Using the records that follow, copy every line containing the word "marker".

■ Data entries:
────────────────
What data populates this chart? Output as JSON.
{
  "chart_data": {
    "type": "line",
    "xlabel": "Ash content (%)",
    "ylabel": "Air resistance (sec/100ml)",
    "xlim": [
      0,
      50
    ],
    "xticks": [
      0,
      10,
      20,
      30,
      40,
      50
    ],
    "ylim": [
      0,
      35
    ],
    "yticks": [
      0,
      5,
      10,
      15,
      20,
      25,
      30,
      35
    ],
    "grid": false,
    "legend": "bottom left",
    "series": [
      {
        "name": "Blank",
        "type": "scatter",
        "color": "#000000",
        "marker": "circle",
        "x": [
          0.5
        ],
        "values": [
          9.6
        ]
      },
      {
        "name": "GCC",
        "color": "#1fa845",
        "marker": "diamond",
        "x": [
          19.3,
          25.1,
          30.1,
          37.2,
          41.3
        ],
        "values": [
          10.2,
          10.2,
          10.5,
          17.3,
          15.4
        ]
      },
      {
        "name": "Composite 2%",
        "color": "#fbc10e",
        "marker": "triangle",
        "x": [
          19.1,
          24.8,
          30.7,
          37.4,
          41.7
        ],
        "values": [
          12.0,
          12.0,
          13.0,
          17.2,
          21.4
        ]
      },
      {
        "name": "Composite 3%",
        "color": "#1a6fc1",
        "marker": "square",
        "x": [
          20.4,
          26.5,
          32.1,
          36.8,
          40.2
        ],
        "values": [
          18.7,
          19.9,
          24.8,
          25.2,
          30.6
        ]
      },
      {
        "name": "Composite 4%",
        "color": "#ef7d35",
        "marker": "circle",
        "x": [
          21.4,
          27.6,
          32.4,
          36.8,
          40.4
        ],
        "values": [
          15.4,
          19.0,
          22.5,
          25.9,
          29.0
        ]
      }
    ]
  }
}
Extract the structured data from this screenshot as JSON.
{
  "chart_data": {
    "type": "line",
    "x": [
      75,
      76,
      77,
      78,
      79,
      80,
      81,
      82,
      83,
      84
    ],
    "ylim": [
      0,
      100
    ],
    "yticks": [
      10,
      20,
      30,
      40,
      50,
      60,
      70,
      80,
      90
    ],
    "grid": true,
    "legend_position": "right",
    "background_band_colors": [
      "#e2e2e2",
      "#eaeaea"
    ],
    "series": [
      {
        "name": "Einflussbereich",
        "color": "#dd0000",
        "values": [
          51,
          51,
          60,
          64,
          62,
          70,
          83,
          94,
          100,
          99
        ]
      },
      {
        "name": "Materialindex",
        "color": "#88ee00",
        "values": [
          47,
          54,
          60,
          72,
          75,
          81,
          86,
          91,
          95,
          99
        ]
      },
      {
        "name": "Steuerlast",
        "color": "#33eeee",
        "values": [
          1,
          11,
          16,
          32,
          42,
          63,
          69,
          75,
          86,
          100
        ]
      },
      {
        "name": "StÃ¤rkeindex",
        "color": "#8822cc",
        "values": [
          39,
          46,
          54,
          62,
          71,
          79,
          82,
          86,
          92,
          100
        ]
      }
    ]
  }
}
────────────────
■ The output:
        "marker": "circle",
        "marker": "diamond",
        "marker": "triangle",
        "marker": "square",
        "marker": "circle",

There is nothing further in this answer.